** INSTRUCTIONS FOR THE TASK **
Transcribe all the records exactly and omit any images they hold.

** RECORDS PROVIDED **

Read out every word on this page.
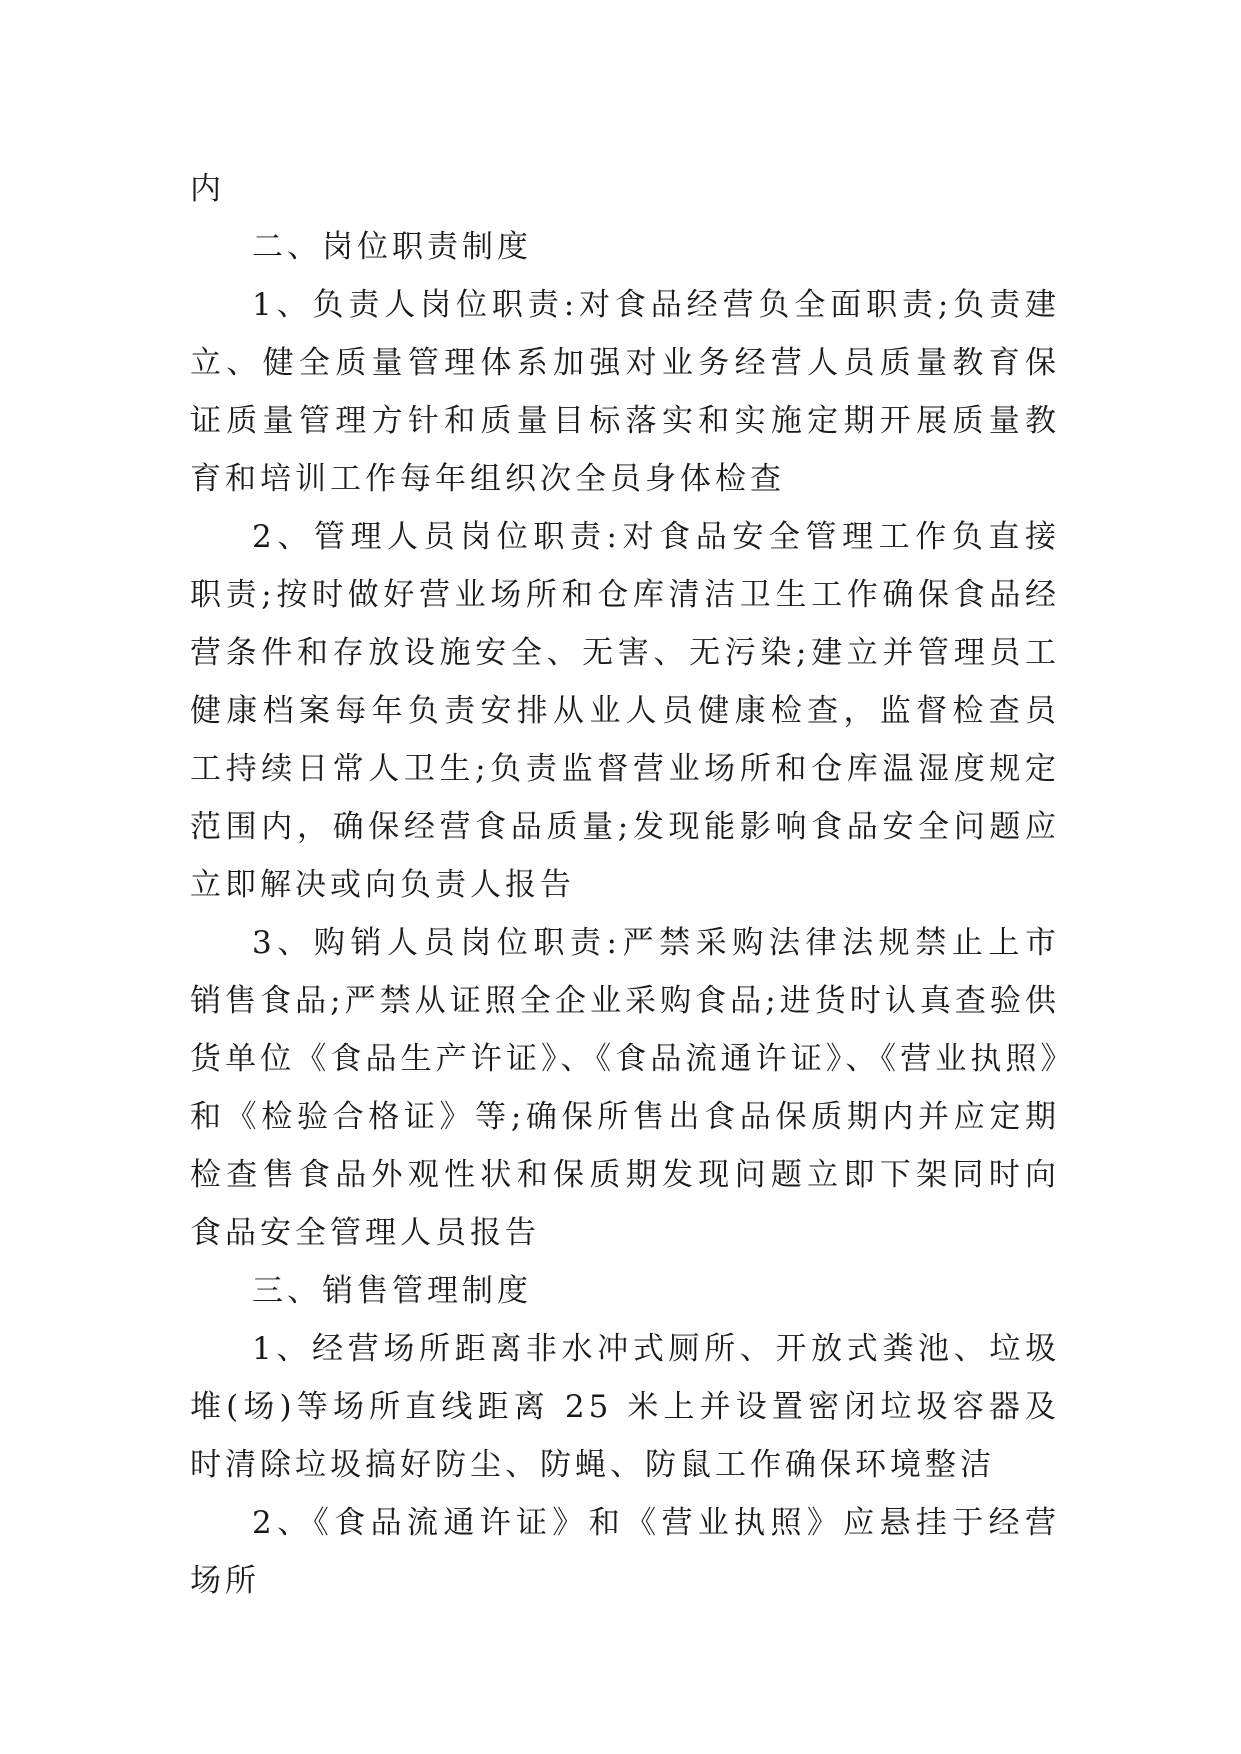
内

二、岗位职责制度

1、负责人岗位职责:对食品经营负全面职责;负责建立、健全质量管理体系加强对业务经营人员质量教育保证质量管理方针和质量目标落实和实施定期开展质量教育和培训工作每年组织次全员身体检查

2、管理人员岗位职责:对食品安全管理工作负直接职责;按时做好营业场所和仓库清洁卫生工作确保食品经营条件和存放设施安全、无害、无污染;建立并管理员工健康档案每年负责安排从业人员健康检查，监督检查员工持续日常人卫生;负责监督营业场所和仓库温湿度规定范围内，确保经营食品质量;发现能影响食品安全问题应立即解决或向负责人报告

3、购销人员岗位职责:严禁采购法律法规禁止上市销售食品;严禁从证照全企业采购食品;进货时认真查验供货单位《食品生产许证》、《食品流通许证》、《营业执照》和《检验合格证》等;确保所售出食品保质期内并应定期检查售食品外观性状和保质期发现问题立即下架同时向食品安全管理人员报告

三、销售管理制度

1、经营场所距离非水冲式厕所、开放式粪池、垃圾堆(场)等场所直线距离 25 米上并设置密闭垃圾容器及时清除垃圾搞好防尘、防蝇、防鼠工作确保环境整洁

2、《食品流通许证》和《营业执照》应悬挂于经营场所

** FULL SOLUTION **
Read out every word on this page.
内

二、岗位职责制度

1、负责人岗位职责:对食品经营负全面职责;负责建立、健全质量管理体系加强对业务经营人员质量教育保证质量管理方针和质量目标落实和实施定期开展质量教育和培训工作每年组织次全员身体检查

2、管理人员岗位职责:对食品安全管理工作负直接职责;按时做好营业场所和仓库清洁卫生工作确保食品经营条件和存放设施安全、无害、无污染;建立并管理员工健康档案每年负责安排从业人员健康检查，监督检查员工持续日常人卫生;负责监督营业场所和仓库温湿度规定范围内，确保经营食品质量;发现能影响食品安全问题应立即解决或向负责人报告

3、购销人员岗位职责:严禁采购法律法规禁止上市销售食品;严禁从证照全企业采购食品;进货时认真查验供货单位《食品生产许证》、《食品流通许证》、《营业执照》和《检验合格证》等;确保所售出食品保质期内并应定期检查售食品外观性状和保质期发现问题立即下架同时向食品安全管理人员报告

三、销售管理制度

1、经营场所距离非水冲式厕所、开放式粪池、垃圾堆(场)等场所直线距离 25 米上并设置密闭垃圾容器及时清除垃圾搞好防尘、防蝇、防鼠工作确保环境整洁

2、《食品流通许证》和《营业执照》应悬挂于经营场所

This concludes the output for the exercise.